WHAT YOU WILL DO: Where a line below holds the string "title", copy that line.

Stored data entries:
** START **

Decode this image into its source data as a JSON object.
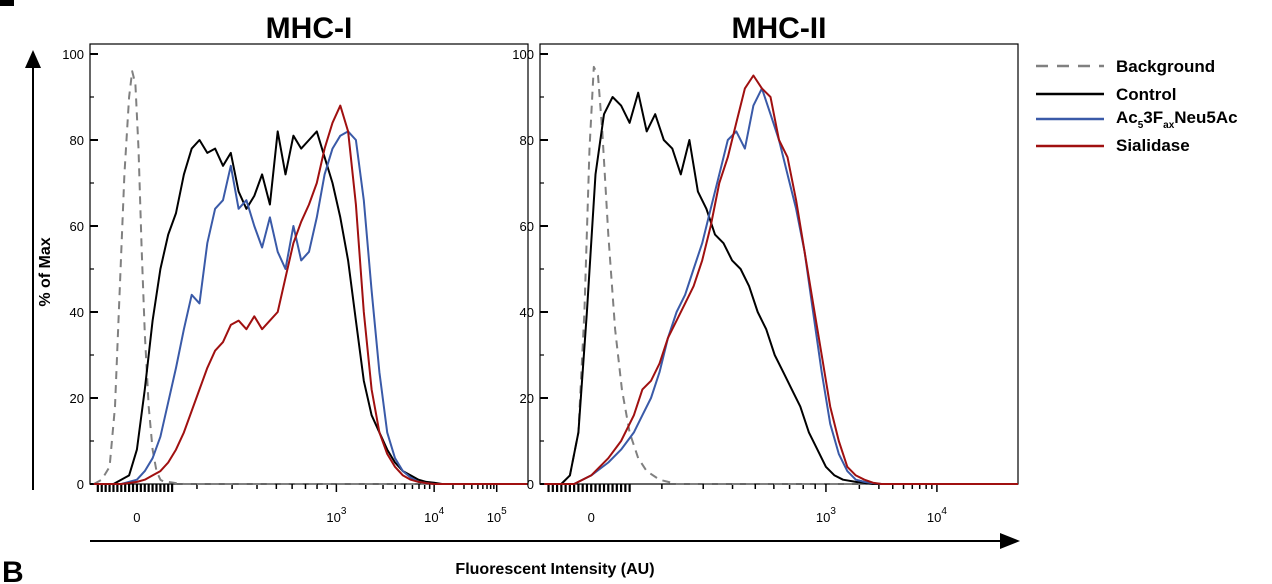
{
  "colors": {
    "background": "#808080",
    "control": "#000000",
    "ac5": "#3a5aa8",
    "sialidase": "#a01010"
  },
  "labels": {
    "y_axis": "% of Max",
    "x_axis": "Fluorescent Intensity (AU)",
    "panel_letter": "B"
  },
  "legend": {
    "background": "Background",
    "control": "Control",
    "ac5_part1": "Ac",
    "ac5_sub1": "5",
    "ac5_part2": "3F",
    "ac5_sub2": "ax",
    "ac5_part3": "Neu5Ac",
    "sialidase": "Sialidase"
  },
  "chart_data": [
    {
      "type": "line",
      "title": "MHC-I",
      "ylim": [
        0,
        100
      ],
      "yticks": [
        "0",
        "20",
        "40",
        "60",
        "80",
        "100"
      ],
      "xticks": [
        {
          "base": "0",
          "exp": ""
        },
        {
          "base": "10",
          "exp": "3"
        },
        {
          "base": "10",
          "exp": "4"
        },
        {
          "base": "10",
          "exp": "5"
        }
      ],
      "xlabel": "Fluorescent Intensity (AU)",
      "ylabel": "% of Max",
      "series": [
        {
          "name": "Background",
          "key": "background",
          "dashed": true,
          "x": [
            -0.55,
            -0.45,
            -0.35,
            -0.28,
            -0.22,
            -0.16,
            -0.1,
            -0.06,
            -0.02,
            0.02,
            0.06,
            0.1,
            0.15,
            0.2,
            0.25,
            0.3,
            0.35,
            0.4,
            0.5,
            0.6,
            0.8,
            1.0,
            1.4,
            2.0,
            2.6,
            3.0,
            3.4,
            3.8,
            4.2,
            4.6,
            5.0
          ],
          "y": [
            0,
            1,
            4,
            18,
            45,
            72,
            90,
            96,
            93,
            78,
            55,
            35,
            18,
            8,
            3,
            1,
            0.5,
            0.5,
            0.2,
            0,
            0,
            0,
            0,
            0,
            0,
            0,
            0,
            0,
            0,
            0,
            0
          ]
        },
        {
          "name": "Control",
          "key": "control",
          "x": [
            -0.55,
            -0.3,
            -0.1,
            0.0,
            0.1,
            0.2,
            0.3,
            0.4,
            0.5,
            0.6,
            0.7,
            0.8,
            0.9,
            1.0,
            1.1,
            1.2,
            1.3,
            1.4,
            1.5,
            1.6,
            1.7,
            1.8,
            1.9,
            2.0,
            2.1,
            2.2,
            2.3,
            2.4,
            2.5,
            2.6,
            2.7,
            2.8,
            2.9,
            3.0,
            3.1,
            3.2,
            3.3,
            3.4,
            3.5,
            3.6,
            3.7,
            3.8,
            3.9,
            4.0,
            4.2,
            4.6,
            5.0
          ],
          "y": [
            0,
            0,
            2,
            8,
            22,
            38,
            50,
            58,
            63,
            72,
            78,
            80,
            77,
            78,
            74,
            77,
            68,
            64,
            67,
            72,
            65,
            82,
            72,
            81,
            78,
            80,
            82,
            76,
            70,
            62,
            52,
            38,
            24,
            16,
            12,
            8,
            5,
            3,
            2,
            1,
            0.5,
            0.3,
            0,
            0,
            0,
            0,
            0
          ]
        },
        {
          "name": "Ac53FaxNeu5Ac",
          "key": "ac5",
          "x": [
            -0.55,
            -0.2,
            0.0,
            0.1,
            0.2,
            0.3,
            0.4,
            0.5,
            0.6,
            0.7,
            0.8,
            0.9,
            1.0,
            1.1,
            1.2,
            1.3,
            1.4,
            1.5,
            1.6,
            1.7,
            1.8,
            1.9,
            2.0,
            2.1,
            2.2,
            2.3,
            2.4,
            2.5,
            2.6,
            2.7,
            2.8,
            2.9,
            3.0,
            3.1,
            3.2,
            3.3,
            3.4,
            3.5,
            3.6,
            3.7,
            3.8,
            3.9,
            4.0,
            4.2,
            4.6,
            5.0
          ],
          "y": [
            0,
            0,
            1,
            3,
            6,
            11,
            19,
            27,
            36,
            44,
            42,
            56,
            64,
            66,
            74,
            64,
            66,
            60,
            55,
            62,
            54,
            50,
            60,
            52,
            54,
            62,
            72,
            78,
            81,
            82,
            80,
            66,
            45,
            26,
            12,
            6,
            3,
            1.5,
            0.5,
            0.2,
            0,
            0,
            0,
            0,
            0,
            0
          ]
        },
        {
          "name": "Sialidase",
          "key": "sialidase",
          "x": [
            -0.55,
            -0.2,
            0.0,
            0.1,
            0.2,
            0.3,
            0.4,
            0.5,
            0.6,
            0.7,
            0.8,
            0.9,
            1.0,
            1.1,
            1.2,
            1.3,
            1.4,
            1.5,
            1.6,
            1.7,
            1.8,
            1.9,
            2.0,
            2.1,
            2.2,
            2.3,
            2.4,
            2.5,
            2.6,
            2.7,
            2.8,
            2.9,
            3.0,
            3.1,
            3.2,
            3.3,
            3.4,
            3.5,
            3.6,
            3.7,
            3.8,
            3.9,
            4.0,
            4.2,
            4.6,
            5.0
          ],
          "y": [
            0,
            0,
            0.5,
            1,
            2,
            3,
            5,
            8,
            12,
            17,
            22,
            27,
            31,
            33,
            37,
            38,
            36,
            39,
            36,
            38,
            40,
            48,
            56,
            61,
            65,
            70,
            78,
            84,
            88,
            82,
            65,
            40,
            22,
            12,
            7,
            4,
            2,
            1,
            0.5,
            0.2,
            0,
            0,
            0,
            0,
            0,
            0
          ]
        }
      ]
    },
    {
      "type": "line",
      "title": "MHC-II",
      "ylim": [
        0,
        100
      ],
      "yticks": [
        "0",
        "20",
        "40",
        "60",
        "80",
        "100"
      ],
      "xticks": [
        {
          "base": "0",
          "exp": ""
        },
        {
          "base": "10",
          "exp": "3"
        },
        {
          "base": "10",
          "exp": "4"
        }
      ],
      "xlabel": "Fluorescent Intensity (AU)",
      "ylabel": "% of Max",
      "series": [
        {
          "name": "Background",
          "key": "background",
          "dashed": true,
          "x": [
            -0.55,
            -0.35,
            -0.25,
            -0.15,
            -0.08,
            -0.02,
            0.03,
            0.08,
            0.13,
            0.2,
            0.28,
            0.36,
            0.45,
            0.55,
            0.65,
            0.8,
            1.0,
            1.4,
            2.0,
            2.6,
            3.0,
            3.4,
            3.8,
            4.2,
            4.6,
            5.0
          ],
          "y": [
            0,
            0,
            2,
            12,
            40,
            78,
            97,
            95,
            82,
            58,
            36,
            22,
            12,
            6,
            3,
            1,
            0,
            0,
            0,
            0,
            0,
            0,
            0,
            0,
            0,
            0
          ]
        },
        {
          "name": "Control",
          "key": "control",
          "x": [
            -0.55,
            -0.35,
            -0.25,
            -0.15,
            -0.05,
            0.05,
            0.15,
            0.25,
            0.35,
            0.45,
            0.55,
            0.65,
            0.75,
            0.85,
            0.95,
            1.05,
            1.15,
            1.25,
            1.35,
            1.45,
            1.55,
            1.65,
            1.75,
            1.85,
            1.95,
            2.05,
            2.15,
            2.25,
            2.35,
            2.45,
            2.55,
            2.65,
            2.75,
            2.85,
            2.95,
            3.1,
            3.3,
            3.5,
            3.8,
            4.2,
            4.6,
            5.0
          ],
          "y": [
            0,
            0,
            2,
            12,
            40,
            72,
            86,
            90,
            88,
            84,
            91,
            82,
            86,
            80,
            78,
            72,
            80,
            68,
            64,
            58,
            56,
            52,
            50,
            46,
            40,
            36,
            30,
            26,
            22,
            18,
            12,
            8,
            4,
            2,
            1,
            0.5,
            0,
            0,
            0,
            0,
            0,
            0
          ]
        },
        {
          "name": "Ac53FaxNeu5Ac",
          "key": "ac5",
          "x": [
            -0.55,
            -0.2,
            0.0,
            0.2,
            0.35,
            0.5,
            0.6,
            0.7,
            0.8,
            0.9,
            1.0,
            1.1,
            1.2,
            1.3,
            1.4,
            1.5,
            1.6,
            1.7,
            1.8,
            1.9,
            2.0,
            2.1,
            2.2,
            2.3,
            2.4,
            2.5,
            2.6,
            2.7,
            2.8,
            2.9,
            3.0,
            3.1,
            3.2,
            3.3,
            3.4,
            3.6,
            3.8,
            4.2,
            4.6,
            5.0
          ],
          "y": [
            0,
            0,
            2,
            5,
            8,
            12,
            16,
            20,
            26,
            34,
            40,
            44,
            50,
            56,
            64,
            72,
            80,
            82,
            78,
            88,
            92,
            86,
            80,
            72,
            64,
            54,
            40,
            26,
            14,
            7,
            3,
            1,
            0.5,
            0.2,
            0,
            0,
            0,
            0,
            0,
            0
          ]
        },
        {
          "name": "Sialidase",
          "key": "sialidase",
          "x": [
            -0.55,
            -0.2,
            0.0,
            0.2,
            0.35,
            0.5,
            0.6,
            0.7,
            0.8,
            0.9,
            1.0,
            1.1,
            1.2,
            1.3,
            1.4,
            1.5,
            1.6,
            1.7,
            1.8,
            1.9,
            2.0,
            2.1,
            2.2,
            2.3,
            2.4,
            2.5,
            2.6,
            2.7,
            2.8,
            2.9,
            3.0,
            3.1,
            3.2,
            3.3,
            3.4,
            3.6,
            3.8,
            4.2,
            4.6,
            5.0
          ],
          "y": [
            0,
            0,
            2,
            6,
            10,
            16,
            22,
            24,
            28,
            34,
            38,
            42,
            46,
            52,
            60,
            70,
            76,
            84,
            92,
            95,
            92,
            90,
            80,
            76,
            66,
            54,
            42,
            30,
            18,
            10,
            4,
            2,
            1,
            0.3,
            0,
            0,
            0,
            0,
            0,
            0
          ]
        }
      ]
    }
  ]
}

** END **
** START **

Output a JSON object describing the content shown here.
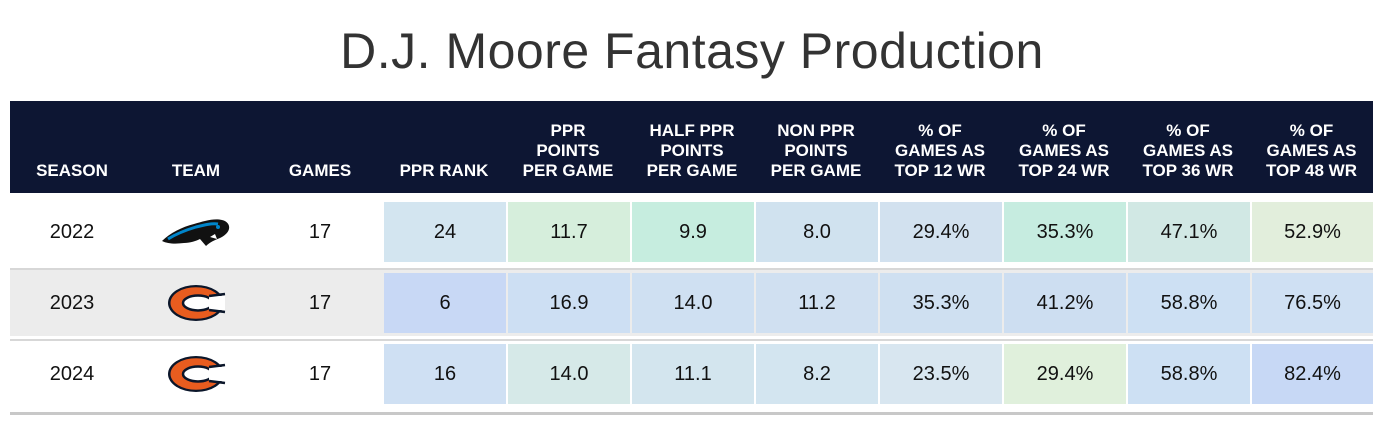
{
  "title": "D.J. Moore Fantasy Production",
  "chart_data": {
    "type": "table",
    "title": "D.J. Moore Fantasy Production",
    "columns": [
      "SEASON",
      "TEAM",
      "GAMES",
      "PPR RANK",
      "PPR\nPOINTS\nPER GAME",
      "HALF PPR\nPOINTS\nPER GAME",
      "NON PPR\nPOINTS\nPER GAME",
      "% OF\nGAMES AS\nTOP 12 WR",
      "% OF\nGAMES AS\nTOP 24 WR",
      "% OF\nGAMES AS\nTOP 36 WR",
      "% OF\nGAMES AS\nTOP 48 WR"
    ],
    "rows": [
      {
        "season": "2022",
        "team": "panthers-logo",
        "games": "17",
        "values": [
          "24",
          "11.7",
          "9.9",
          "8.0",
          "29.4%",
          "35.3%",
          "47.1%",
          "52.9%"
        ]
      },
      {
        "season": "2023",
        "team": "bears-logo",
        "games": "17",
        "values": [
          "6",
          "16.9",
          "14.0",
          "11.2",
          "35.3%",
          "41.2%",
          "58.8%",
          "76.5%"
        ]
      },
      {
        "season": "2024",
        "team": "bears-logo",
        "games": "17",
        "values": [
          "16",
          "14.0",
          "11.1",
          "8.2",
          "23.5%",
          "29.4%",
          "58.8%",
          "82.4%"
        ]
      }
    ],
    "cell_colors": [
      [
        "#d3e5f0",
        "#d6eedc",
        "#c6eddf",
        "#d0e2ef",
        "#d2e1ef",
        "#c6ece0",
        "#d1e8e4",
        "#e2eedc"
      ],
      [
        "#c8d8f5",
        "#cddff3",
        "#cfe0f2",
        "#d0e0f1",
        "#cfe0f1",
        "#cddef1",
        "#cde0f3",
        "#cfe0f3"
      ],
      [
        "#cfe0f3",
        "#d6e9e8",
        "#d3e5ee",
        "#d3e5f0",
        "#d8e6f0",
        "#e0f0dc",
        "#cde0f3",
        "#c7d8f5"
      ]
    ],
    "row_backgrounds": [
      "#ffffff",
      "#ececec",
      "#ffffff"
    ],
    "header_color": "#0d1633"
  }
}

** END **
** START **

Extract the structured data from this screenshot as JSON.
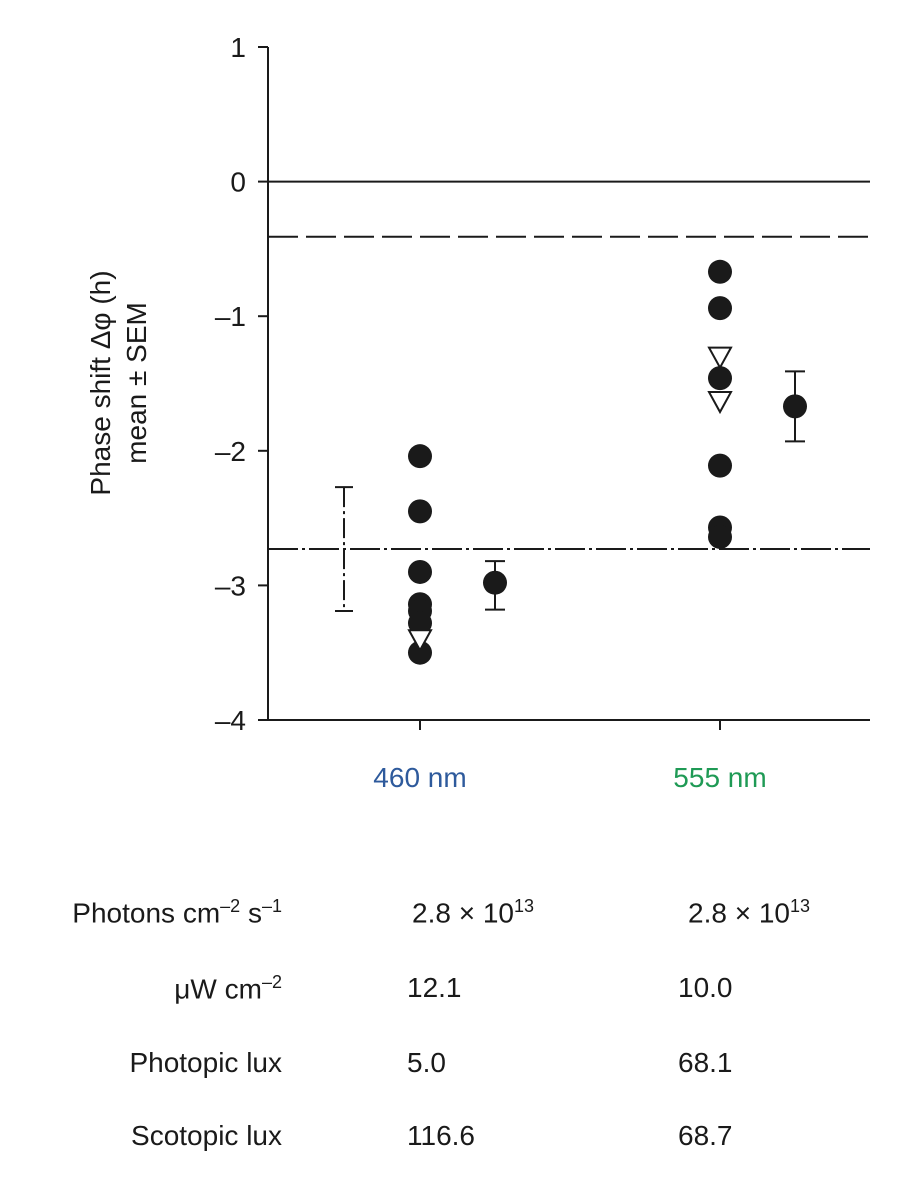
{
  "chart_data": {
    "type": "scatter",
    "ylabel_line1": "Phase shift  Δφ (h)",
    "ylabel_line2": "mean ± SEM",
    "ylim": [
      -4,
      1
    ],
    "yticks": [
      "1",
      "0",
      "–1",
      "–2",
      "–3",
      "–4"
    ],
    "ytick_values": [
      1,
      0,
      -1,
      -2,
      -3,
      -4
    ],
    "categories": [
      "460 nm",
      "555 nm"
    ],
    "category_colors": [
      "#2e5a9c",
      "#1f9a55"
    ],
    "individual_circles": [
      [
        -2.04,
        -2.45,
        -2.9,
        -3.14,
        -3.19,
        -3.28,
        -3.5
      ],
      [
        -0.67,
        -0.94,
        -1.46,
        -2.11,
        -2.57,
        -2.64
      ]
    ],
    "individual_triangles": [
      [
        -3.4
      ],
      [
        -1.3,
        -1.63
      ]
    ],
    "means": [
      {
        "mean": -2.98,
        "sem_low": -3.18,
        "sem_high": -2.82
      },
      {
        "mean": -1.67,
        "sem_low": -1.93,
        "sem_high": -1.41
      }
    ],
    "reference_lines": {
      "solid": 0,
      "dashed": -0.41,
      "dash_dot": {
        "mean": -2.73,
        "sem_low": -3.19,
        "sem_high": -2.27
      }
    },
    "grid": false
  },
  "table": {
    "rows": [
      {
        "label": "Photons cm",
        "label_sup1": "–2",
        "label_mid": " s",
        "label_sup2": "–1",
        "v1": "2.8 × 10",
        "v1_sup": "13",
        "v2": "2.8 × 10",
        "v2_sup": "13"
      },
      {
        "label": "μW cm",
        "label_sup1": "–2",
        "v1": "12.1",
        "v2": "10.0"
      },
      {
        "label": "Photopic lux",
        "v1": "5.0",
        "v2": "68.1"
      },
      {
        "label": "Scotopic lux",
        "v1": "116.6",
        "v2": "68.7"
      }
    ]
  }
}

** END **

TASK ANSWER:
      "title": "MHC-I",
      "title": "MHC-II",
  "title": "D.J. Moore Fantasy Production",
    "title": "D.J. Moore Fantasy Production",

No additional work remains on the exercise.